__The data__:
-- -- --

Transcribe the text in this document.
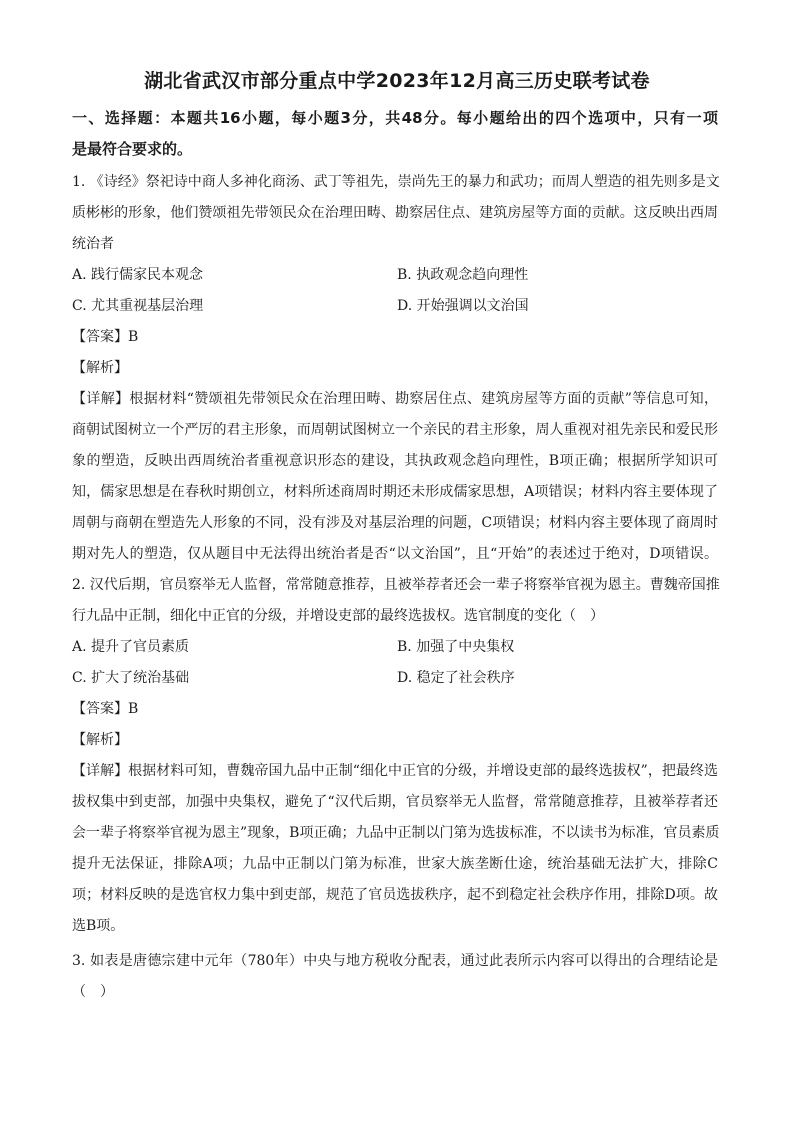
湖北省武汉市部分重点中学2023年12月高三历史联考试卷
一、选择题：本题共16小题，每小题3分，共48分。每小题给出的四个选项中，只有一项
是最符合要求的。
1. 《诗经》祭祀诗中商人多神化商汤、武丁等祖先，崇尚先王的暴力和武功；而周人塑造的祖先则多是文
质彬彬的形象，他们赞颂祖先带领民众在治理田畴、勘察居住点、建筑房屋等方面的贡献。这反映出西周
统治者
A. 践行儒家民本观念	B. 执政观念趋向理性
C. 尤其重视基层治理	D. 开始强调以文治国
【答案】B
【解析】
【详解】根据材料“赞颂祖先带领民众在治理田畴、勘察居住点、建筑房屋等方面的贡献”等信息可知，
商朝试图树立一个严厉的君主形象，而周朝试图树立一个亲民的君主形象，周人重视对祖先亲民和爱民形
象的塑造，反映出西周统治者重视意识形态的建设，其执政观念趋向理性，B项正确；根据所学知识可
知，儒家思想是在春秋时期创立，材料所述商周时期还未形成儒家思想，A项错误；材料内容主要体现了
周朝与商朝在塑造先人形象的不同，没有涉及对基层治理的问题，C项错误；材料内容主要体现了商周时
期对先人的塑造，仅从题目中无法得出统治者是否“以文治国”，且“开始”的表述过于绝对，D项错误。
2. 汉代后期，官员察举无人监督，常常随意推荐，且被举荐者还会一辈子将察举官视为恩主。曹魏帝国推
行九品中正制，细化中正官的分级，并增设吏部的最终选拔权。选官制度的变化（　）
A. 提升了官员素质	B. 加强了中央集权
C. 扩大了统治基础	D. 稳定了社会秩序
【答案】B
【解析】
【详解】根据材料可知，曹魏帝国九品中正制“细化中正官的分级，并增设吏部的最终选拔权”，把最终选
拔权集中到吏部，加强中央集权，避免了“汉代后期，官员察举无人监督，常常随意推荐，且被举荐者还
会一辈子将察举官视为恩主”现象，B项正确；九品中正制以门第为选拔标准，不以读书为标准，官员素质
提升无法保证，排除A项；九品中正制以门第为标准，世家大族垄断仕途，统治基础无法扩大，排除C
项；材料反映的是选官权力集中到吏部，规范了官员选拔秩序，起不到稳定社会秩序作用，排除D项。故
选B项。
3. 如表是唐德宗建中元年（780年）中央与地方税收分配表，通过此表所示内容可以得出的合理结论是
（　）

-- -- --

__The problem__: Extract each line holding the string "并增设吏部的最终选拔权".

__Problem solution__:
行九品中正制，细化中正官的分级，并增设吏部的最终选拔权。选官制度的变化（　）
【详解】根据材料可知，曹魏帝国九品中正制“细化中正官的分级，并增设吏部的最终选拔权”，把最终选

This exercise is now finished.